TASK STATEMENT> Determine the number of lines in the listing that include the string "biriga"; the reply consists of that number only.
Segment Open
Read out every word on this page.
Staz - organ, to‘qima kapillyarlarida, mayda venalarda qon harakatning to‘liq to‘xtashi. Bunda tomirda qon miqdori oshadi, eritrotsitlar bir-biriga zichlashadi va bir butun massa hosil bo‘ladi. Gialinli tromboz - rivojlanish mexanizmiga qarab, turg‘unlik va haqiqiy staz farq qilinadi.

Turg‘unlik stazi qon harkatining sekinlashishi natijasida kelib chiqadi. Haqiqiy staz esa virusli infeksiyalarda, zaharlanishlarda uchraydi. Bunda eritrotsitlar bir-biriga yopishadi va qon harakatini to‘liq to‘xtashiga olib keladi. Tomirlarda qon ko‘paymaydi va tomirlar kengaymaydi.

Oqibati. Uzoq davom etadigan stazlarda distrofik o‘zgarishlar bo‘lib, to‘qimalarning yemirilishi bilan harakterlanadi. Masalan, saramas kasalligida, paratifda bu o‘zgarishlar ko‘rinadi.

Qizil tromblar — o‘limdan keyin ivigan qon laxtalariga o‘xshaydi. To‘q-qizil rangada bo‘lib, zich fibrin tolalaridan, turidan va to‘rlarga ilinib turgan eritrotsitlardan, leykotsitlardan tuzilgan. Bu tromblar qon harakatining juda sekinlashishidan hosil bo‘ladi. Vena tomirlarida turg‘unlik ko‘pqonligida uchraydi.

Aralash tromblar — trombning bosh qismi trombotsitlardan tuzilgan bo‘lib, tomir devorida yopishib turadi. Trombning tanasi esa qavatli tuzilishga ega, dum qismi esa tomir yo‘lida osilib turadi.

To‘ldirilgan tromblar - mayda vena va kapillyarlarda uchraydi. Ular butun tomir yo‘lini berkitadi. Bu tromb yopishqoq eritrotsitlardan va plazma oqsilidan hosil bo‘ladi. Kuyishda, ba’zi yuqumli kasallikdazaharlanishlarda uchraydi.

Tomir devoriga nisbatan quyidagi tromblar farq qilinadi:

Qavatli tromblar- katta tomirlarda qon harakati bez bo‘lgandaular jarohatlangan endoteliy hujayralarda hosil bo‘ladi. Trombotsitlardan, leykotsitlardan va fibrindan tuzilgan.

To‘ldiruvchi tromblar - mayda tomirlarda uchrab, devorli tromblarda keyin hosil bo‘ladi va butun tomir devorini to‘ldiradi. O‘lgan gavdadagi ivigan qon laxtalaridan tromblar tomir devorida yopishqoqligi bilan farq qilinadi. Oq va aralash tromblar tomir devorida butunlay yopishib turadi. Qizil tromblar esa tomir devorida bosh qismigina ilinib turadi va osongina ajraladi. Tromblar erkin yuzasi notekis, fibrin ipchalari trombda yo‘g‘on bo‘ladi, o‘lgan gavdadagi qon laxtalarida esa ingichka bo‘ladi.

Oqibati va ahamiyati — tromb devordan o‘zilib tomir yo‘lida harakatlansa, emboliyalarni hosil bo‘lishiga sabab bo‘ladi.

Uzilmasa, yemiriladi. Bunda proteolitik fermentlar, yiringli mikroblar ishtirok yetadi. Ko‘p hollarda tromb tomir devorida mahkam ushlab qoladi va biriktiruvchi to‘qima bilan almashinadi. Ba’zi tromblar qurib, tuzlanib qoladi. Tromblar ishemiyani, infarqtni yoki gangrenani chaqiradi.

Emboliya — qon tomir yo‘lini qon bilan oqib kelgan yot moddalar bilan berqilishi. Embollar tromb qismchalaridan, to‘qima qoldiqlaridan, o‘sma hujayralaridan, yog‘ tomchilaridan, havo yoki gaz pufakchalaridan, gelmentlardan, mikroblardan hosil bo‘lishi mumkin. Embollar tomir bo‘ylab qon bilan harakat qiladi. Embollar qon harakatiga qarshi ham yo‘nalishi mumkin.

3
Segment Closed
THE COMPLETED TASK> 2